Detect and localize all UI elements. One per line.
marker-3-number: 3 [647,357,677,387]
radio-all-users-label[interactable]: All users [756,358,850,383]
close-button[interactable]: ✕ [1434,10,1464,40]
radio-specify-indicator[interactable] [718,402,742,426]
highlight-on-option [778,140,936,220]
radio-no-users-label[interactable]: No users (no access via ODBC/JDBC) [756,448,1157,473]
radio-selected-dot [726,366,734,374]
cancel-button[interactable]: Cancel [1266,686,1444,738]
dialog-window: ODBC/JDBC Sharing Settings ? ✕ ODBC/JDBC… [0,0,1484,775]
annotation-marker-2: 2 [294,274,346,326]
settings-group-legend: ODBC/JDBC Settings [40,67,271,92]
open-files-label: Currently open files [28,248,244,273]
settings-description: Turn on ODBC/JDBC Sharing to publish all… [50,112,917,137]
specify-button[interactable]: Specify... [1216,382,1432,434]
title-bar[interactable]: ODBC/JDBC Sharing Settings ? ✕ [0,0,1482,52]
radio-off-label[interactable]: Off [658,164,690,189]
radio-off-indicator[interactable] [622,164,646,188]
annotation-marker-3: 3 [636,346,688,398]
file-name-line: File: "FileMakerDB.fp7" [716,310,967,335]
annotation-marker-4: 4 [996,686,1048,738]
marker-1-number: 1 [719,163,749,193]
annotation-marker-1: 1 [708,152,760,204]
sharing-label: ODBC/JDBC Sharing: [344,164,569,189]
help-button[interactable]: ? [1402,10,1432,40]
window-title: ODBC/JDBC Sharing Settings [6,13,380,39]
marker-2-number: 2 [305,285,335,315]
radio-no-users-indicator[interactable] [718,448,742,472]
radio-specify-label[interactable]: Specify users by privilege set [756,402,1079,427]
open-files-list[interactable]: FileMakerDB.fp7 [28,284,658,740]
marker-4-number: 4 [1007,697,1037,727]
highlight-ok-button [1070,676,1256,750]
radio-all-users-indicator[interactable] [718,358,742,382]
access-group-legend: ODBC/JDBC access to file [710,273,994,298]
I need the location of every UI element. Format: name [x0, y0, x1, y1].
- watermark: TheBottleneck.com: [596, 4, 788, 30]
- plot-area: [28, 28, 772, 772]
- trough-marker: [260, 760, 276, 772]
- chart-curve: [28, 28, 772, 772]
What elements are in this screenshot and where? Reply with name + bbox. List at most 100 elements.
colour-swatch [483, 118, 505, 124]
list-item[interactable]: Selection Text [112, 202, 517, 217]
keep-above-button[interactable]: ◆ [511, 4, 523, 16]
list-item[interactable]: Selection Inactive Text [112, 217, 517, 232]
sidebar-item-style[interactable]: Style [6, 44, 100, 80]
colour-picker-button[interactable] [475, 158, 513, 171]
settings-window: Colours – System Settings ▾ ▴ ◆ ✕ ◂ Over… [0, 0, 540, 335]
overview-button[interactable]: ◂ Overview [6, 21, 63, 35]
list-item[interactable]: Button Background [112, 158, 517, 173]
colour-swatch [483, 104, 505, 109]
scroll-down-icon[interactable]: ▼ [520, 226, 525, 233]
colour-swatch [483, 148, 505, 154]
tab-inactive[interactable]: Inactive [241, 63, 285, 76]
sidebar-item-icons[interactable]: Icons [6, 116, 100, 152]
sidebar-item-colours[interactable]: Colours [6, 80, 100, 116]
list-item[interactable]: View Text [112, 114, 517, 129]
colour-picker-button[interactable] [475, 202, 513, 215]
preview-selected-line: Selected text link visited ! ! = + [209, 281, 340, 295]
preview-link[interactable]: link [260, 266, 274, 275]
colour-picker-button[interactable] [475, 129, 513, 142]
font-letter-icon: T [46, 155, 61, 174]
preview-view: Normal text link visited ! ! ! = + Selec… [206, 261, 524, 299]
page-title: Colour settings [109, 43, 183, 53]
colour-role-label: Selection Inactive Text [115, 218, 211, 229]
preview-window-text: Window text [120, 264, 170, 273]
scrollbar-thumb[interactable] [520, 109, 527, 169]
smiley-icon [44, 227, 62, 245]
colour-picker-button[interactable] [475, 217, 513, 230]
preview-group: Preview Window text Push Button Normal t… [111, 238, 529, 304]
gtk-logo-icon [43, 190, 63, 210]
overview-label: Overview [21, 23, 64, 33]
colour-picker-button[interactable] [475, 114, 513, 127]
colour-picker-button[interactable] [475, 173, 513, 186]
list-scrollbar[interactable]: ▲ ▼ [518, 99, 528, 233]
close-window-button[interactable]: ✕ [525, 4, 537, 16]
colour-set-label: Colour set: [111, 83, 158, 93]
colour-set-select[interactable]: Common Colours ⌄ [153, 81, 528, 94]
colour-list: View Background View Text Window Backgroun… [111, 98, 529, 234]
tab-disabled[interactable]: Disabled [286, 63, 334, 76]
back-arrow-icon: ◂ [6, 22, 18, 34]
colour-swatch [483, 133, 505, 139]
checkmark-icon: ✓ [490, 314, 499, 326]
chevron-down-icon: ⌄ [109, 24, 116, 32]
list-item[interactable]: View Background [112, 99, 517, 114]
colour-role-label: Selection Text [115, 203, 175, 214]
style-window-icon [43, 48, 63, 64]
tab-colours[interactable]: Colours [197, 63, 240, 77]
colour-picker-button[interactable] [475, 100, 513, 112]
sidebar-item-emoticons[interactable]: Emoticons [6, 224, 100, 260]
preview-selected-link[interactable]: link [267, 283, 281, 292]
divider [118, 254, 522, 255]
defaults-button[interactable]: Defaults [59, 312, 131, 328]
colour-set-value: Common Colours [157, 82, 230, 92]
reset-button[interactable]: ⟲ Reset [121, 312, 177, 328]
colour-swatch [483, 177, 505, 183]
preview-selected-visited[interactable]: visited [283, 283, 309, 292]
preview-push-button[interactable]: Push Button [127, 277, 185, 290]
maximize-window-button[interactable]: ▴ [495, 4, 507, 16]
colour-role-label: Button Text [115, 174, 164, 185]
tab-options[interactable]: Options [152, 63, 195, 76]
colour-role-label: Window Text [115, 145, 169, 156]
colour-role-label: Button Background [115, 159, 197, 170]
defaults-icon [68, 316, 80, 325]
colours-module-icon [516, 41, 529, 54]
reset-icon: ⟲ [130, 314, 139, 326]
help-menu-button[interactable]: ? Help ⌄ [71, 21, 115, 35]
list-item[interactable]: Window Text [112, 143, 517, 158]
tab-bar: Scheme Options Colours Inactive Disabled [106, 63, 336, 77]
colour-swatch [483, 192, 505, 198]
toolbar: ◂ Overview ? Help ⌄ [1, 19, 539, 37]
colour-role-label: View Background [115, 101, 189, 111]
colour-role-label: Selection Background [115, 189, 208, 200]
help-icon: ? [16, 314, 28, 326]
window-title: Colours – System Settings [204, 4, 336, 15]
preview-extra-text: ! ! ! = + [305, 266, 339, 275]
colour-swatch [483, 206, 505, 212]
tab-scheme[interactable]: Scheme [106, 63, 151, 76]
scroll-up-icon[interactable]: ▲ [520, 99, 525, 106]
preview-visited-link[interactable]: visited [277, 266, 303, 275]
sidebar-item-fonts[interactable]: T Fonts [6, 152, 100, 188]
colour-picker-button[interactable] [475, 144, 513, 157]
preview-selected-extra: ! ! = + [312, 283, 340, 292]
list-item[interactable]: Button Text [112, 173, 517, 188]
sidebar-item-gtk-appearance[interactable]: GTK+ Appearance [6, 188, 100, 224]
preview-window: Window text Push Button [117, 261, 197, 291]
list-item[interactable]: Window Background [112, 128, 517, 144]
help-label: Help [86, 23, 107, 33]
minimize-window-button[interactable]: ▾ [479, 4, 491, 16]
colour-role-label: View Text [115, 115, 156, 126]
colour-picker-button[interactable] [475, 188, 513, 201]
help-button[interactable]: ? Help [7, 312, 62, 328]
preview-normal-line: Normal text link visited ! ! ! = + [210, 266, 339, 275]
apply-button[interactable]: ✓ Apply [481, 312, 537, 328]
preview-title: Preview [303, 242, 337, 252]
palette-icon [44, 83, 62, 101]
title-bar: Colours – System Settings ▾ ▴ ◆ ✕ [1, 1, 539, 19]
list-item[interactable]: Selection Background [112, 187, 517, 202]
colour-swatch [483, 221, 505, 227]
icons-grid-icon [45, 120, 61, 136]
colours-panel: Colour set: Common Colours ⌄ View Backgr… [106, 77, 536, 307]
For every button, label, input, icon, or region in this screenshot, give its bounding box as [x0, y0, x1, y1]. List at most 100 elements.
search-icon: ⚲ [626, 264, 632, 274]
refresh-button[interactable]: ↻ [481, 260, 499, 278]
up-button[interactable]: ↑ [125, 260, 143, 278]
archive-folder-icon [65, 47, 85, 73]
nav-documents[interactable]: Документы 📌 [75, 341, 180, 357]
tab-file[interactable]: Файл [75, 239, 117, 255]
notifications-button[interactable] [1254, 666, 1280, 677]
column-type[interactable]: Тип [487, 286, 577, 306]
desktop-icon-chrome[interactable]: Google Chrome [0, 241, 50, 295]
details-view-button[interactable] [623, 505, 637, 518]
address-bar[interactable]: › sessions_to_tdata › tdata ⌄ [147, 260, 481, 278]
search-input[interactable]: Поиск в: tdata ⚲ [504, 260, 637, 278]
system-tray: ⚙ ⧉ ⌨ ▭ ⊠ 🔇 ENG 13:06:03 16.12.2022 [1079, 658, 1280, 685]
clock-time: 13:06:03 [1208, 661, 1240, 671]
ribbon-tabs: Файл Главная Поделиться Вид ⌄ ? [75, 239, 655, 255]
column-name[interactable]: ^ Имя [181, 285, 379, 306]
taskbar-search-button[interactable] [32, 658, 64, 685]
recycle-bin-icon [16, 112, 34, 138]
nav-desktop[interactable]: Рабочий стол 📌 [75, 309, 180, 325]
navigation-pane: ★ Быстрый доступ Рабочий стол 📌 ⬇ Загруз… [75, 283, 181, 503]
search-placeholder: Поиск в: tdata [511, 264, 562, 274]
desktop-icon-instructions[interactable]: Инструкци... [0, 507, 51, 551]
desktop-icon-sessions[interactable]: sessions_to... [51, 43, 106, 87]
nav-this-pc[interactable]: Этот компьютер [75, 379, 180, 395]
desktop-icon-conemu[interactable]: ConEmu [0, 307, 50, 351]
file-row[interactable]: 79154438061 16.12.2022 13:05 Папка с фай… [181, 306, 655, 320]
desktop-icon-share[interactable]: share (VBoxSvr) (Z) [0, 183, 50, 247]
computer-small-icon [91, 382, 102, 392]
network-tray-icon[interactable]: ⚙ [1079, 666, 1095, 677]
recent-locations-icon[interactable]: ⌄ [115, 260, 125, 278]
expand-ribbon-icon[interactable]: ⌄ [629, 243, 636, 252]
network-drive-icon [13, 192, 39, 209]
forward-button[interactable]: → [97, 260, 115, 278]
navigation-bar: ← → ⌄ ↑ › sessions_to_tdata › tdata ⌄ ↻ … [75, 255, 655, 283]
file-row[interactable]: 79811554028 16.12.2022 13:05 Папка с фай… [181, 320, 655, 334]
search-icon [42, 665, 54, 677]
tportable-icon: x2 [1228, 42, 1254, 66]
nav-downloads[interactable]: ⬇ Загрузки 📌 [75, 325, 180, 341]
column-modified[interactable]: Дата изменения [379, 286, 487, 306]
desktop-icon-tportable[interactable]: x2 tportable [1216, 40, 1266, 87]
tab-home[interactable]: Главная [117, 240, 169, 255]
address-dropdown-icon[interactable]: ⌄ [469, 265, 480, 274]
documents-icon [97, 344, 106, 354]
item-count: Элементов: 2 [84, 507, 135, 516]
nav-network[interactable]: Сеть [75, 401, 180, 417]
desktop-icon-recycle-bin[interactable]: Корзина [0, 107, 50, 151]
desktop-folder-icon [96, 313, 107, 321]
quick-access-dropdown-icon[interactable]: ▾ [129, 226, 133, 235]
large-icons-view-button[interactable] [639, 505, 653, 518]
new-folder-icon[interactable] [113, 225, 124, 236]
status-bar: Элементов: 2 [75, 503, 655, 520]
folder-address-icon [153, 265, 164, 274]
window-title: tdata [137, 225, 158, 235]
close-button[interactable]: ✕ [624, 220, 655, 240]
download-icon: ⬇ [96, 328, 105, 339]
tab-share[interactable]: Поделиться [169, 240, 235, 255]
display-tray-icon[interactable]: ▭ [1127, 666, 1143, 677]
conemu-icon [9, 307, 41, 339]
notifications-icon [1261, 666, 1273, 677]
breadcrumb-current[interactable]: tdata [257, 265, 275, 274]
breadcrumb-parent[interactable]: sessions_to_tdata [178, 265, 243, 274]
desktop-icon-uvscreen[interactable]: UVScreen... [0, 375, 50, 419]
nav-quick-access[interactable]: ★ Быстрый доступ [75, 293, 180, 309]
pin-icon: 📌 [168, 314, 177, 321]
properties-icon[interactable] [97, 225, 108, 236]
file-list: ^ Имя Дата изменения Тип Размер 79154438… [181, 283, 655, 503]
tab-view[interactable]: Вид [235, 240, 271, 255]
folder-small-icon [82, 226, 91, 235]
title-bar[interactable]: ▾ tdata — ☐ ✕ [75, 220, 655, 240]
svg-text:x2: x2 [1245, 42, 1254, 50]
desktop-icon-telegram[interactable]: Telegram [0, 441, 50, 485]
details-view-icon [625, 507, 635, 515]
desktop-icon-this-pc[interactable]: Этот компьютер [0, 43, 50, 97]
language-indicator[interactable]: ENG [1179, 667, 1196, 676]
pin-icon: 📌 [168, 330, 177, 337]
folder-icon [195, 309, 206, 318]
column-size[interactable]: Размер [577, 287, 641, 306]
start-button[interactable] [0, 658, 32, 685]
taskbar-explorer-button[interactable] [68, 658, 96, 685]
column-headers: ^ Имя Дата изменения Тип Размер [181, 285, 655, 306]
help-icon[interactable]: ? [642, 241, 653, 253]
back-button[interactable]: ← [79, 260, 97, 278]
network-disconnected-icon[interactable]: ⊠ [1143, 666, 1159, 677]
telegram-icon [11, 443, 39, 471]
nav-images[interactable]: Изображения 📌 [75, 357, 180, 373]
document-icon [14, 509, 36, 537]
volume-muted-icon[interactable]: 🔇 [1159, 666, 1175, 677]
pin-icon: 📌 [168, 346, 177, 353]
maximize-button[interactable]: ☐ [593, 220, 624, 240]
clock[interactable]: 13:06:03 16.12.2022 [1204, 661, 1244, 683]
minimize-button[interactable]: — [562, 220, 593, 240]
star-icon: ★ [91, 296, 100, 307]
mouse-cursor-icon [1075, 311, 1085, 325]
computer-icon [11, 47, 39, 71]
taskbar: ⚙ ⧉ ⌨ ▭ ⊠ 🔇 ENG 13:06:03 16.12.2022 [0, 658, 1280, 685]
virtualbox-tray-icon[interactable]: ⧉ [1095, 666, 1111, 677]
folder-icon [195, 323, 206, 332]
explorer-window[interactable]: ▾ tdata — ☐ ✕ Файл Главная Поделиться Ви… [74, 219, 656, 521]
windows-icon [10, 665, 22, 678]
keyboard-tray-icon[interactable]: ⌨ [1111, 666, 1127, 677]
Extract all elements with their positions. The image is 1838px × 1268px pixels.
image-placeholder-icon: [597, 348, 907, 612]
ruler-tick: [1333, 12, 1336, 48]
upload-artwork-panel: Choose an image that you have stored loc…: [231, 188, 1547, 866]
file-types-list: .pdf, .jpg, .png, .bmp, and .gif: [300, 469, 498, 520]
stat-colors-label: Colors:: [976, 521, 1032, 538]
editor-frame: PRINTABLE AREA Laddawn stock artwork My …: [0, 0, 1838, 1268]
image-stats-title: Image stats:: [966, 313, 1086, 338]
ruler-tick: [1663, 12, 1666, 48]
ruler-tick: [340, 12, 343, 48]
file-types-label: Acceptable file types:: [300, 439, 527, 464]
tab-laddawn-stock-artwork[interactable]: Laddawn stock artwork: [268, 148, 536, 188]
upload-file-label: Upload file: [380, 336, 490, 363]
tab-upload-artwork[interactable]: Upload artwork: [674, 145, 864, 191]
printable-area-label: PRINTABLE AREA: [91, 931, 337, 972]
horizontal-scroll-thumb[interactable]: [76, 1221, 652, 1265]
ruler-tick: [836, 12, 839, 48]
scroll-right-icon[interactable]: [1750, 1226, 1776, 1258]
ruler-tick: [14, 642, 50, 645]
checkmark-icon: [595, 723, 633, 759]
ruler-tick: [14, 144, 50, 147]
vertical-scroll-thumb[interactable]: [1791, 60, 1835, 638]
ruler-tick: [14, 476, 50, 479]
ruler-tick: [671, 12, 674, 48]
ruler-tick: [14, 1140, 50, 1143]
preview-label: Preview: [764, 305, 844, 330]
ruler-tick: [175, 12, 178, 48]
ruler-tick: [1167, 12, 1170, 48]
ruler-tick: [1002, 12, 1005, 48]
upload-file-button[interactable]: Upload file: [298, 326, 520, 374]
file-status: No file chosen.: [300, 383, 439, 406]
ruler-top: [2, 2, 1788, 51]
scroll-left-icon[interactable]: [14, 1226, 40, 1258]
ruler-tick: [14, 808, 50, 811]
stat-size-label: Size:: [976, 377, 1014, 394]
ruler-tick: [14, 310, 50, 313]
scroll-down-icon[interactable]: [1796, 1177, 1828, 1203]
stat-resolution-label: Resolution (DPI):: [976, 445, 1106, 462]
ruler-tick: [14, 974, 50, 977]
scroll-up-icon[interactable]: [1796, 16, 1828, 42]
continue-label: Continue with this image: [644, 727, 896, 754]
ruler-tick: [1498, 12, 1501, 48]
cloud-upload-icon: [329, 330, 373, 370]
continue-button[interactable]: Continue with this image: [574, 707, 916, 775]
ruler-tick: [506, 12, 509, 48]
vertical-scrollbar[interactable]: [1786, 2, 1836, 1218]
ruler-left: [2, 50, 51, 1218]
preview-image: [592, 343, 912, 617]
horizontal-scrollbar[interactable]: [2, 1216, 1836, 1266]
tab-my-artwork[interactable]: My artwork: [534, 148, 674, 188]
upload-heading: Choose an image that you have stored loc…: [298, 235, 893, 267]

++++++++++++++++++++

Render the material from its first line through the line containing "cancel-button[interactable]: Cancel [1266,686,1444,738]" as a Markdown table with the columns No. and Entry, numbering each line and skipping any blank ones.

▸ ANSWER BELOW
| No. | Entry |
|---|---|
| 1 | Detect and localize all UI elements. One per line. |
| 2 | marker-3-number: 3 [647,357,677,387] |
| 3 | radio-all-users-label[interactable]: All users [756,358,850,383] |
| 4 | close-button[interactable]: ✕ [1434,10,1464,40] |
| 5 | radio-specify-indicator[interactable] [718,402,742,426] |
| 6 | highlight-on-option [778,140,936,220] |
| 7 | radio-no-users-label[interactable]: No users (no access via ODBC/JDBC) [756,448,1157,473] |
| 8 | radio-selected-dot [726,366,734,374] |
| 9 | cancel-button[interactable]: Cancel [1266,686,1444,738] |